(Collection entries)
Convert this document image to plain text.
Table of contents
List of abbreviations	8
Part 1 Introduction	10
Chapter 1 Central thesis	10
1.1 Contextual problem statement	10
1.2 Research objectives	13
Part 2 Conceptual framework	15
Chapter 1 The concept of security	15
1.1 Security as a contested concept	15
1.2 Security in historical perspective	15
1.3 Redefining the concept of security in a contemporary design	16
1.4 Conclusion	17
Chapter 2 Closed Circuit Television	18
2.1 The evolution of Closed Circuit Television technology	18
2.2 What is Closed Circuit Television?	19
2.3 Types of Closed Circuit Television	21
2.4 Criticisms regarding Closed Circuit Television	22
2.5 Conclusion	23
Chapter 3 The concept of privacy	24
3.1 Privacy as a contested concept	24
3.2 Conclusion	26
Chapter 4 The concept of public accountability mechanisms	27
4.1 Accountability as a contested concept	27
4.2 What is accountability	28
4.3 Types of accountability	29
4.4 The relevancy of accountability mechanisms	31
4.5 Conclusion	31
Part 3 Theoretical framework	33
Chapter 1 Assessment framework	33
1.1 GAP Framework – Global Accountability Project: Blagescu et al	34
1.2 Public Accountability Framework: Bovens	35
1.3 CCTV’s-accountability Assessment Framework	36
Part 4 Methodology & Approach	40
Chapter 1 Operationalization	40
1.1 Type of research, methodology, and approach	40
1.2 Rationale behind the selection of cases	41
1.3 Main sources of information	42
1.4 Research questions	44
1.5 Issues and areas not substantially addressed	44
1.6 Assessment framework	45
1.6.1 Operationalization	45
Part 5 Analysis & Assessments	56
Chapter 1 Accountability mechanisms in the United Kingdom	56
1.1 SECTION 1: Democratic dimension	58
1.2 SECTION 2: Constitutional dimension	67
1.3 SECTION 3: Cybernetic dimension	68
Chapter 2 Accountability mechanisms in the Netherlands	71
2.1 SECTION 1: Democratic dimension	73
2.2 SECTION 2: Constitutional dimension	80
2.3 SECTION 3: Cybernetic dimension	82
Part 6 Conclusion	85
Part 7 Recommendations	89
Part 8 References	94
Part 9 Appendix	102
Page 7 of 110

...

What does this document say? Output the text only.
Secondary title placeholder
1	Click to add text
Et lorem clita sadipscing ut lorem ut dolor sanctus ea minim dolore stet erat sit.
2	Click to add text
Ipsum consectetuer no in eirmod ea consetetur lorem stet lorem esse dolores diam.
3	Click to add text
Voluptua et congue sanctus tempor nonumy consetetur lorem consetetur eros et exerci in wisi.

■ Exercise aim
Your answer should be one number: how many lines in the material above contain the string "Part".

■ Correct response
9